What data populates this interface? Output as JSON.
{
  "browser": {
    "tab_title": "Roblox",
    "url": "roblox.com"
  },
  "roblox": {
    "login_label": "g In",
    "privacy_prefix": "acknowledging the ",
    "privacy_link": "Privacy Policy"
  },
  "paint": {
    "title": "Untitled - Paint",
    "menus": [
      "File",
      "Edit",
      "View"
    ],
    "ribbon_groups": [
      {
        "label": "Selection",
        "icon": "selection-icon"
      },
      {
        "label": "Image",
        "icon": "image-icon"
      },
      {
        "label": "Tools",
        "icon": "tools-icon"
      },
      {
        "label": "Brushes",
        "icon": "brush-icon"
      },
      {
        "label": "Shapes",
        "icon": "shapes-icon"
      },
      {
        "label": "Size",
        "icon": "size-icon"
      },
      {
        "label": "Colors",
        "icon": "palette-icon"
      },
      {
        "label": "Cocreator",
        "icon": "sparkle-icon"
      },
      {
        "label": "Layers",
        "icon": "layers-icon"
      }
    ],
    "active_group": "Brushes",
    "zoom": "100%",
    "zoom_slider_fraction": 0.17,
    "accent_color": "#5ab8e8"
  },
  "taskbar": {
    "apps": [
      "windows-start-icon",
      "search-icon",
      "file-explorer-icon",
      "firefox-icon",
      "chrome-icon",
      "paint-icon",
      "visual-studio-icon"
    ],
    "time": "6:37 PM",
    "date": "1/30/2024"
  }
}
┄┄┄┄┄┄┄┄┄┄
Short problem: Every entry should be printed again exactly as written.

Task result:
What data populates this interface? Output as JSON.
{
  "browser": {
    "tab_title": "Roblox",
    "url": "roblox.com"
  },
  "roblox": {
    "login_label": "g In",
    "privacy_prefix": "acknowledging the ",
    "privacy_link": "Privacy Policy"
  },
  "paint": {
    "title": "Untitled - Paint",
    "menus": [
      "File",
      "Edit",
      "View"
    ],
    "ribbon_groups": [
      {
        "label": "Selection",
        "icon": "selection-icon"
      },
      {
        "label": "Image",
        "icon": "image-icon"
      },
      {
        "label": "Tools",
        "icon": "tools-icon"
      },
      {
        "label": "Brushes",
        "icon": "brush-icon"
      },
      {
        "label": "Shapes",
        "icon": "shapes-icon"
      },
      {
        "label": "Size",
        "icon": "size-icon"
      },
      {
        "label": "Colors",
        "icon": "palette-icon"
      },
      {
        "label": "Cocreator",
        "icon": "sparkle-icon"
      },
      {
        "label": "Layers",
        "icon": "layers-icon"
      }
    ],
    "active_group": "Brushes",
    "zoom": "100%",
    "zoom_slider_fraction": 0.17,
    "accent_color": "#5ab8e8"
  },
  "taskbar": {
    "apps": [
      "windows-start-icon",
      "search-icon",
      "file-explorer-icon",
      "firefox-icon",
      "chrome-icon",
      "paint-icon",
      "visual-studio-icon"
    ],
    "time": "6:37 PM",
    "date": "1/30/2024"
  }
}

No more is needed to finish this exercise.